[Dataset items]
▬▬▬▬▬▬▬▬▬▬

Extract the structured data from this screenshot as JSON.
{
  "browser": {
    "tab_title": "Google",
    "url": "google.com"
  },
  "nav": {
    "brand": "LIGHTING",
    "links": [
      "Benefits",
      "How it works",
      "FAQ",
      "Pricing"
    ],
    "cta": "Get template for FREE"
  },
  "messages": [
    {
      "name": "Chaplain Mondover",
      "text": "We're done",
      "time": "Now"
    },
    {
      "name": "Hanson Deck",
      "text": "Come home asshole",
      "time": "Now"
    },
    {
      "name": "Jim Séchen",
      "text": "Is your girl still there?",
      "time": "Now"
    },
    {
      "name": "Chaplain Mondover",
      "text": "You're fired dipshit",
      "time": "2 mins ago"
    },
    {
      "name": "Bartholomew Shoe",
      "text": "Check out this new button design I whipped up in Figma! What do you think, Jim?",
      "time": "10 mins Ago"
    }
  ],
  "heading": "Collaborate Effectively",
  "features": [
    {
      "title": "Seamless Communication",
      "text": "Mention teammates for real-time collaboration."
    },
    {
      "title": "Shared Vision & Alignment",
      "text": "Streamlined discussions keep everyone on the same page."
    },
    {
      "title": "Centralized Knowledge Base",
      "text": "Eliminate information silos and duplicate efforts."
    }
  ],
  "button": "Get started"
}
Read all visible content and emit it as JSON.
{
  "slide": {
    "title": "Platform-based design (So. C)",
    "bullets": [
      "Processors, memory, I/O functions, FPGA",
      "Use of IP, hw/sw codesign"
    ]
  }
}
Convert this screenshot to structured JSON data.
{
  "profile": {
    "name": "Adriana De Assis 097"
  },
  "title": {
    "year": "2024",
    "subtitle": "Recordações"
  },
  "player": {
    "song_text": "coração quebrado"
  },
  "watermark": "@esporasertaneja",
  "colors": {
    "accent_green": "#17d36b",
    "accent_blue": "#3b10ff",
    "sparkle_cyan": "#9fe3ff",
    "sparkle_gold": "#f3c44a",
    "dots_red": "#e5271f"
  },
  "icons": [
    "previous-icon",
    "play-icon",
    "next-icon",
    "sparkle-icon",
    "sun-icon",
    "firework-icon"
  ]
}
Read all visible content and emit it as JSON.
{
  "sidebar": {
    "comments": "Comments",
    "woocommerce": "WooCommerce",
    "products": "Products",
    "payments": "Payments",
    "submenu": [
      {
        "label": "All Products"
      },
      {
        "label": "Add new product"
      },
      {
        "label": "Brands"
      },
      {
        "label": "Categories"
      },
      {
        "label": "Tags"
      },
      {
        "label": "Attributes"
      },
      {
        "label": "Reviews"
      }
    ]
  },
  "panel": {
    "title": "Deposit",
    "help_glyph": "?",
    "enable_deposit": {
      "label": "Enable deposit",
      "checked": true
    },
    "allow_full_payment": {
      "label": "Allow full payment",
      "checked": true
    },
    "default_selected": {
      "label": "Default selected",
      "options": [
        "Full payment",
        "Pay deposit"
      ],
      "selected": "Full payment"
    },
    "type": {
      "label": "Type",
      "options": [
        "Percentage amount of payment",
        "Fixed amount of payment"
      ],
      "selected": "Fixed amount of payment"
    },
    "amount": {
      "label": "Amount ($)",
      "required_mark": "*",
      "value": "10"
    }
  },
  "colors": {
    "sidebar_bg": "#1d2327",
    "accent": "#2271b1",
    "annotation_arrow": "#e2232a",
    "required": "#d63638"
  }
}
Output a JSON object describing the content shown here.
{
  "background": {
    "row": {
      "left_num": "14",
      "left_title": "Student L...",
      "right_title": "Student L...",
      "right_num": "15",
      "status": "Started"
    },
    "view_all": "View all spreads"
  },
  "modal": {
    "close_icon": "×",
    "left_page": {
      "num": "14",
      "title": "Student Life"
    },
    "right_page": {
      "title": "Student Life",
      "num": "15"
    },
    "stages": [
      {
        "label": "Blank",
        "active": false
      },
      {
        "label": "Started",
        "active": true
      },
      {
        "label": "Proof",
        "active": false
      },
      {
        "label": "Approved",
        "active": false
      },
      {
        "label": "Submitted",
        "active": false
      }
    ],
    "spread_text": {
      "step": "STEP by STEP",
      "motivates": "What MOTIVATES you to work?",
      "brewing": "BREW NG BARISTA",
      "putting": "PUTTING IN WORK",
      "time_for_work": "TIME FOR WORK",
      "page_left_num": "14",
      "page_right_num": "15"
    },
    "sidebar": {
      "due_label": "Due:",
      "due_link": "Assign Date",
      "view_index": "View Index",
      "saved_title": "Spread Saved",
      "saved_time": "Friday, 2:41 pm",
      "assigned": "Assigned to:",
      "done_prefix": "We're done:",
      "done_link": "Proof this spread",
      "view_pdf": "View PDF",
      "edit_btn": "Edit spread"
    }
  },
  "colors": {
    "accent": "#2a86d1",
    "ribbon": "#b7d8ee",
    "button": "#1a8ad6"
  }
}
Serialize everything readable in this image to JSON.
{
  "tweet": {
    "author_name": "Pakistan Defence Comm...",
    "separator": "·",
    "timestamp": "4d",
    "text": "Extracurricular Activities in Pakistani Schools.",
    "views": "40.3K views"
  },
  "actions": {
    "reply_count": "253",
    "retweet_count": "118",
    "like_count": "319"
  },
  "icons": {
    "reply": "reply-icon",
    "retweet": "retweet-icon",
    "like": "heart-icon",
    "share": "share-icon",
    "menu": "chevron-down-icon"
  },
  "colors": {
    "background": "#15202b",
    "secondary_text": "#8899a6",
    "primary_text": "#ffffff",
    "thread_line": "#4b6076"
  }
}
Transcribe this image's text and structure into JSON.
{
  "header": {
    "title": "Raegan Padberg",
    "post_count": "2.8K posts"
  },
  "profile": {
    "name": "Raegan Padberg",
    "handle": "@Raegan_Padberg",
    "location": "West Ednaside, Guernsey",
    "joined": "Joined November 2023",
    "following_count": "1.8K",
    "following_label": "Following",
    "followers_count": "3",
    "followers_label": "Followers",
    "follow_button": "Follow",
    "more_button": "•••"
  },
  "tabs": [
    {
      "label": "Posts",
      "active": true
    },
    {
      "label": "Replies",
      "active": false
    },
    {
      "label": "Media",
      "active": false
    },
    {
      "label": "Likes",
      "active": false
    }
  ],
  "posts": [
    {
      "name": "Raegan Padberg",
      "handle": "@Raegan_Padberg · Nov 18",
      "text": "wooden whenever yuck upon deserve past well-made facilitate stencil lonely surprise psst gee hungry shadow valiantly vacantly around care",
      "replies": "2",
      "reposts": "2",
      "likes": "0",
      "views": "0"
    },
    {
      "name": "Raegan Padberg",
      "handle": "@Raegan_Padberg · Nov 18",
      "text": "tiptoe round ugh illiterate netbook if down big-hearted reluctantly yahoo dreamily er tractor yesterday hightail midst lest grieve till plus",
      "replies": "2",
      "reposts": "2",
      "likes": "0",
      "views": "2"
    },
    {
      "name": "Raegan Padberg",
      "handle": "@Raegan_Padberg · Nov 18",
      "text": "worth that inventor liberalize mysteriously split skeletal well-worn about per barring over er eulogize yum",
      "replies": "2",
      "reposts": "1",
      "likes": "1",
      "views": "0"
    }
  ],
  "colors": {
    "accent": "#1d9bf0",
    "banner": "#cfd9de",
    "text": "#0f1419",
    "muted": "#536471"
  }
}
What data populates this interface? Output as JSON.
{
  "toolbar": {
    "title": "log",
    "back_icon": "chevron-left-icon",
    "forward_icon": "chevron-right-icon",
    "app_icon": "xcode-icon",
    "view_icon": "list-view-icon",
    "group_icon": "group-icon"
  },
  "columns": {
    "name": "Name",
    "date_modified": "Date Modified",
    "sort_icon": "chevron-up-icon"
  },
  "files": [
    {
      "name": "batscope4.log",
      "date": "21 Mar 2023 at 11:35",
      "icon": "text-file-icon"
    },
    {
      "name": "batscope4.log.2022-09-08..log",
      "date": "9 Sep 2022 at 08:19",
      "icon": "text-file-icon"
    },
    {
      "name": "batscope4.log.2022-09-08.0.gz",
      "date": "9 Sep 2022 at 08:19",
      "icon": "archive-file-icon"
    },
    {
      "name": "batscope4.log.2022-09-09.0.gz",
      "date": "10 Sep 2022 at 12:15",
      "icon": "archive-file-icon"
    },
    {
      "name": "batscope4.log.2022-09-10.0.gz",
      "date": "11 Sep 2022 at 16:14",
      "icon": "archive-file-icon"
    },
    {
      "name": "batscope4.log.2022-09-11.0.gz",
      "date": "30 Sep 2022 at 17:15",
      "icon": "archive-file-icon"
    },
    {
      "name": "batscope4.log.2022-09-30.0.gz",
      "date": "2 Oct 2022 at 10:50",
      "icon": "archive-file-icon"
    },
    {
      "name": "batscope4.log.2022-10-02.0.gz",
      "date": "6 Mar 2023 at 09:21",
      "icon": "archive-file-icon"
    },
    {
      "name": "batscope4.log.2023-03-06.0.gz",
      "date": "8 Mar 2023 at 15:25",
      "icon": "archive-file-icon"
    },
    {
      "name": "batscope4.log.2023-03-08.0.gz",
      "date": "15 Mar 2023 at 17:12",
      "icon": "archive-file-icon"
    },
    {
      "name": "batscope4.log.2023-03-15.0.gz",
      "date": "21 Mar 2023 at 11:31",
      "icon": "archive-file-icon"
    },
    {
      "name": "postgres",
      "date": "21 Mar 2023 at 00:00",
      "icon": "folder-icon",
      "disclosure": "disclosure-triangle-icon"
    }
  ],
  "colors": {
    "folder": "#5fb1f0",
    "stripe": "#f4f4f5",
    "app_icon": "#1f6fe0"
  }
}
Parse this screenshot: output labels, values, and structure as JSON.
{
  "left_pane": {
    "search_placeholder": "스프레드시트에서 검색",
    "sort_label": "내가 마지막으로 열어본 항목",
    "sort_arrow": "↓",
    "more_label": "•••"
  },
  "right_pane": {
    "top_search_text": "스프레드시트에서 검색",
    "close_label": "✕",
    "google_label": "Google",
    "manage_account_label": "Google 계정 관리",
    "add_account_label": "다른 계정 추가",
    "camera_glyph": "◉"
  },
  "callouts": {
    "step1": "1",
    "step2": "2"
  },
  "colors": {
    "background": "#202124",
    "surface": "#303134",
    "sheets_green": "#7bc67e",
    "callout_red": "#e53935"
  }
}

▬▬▬▬▬▬▬▬▬▬

**Work to be completed**
Find "Parse this screenshot: output" in the data above, then repeat that line and all lines after it exactly, ending with the final line.

**Response to this exercise**
Parse this screenshot: output labels, values, and structure as JSON.
{
  "left_pane": {
    "search_placeholder": "스프레드시트에서 검색",
    "sort_label": "내가 마지막으로 열어본 항목",
    "sort_arrow": "↓",
    "more_label": "•••"
  },
  "right_pane": {
    "top_search_text": "스프레드시트에서 검색",
    "close_label": "✕",
    "google_label": "Google",
    "manage_account_label": "Google 계정 관리",
    "add_account_label": "다른 계정 추가",
    "camera_glyph": "◉"
  },
  "callouts": {
    "step1": "1",
    "step2": "2"
  },
  "colors": {
    "background": "#202124",
    "surface": "#303134",
    "sheets_green": "#7bc67e",
    "callout_red": "#e53935"
  }
}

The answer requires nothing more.